# Task
Look for the word "Willd" in the entries below, then copy every line that has it.
=-=-=-=-=
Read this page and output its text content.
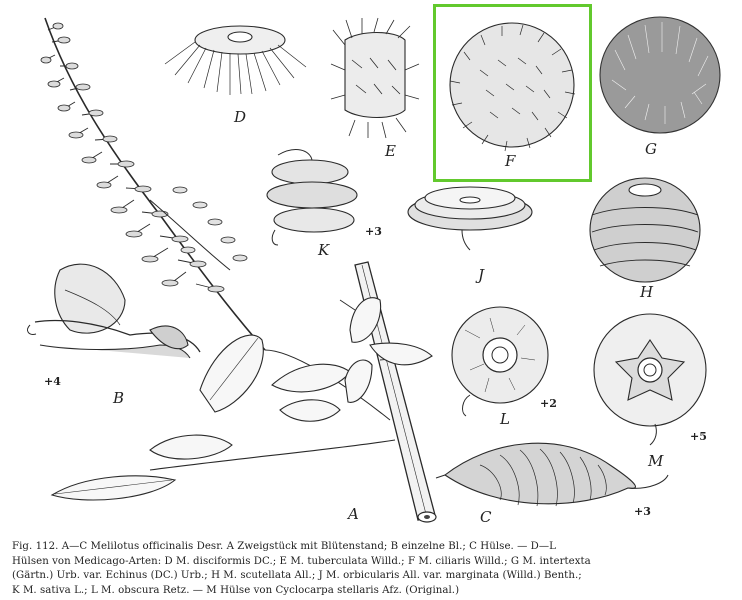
D
E
F
G
K
J
H
B
L
M
A	C
+3
+4
+2
+5
+3

Fig. 112. A—C Melilotus officinalis Desr. A Zweigstück mit Blütenstand; B einzelne Bl.; C Hülse. — D—L

Hülsen von Medicago-Arten: D M. disciformis DC.; E M. tuberculata Willd.; F M. ciliaris Willd.; G M. intertexta

(Gärtn.) Urb. var. Echinus (DC.) Urb.; H M. scutellata All.; J M. orbicularis All. var. marginata (Willd.) Benth.;

K M. sativa L.; L M. obscura Retz. — M Hülse von Cyclocarpa stellaris Afz. (Original.)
=-=-=-=-=
# Solution for this exercise
Hülsen von Medicago-Arten: D M. disciformis DC.; E M. tuberculata Willd.; F M. ciliaris Willd.; G M. intertexta
(Gärtn.) Urb. var. Echinus (DC.) Urb.; H M. scutellata All.; J M. orbicularis All. var. marginata (Willd.) Benth.;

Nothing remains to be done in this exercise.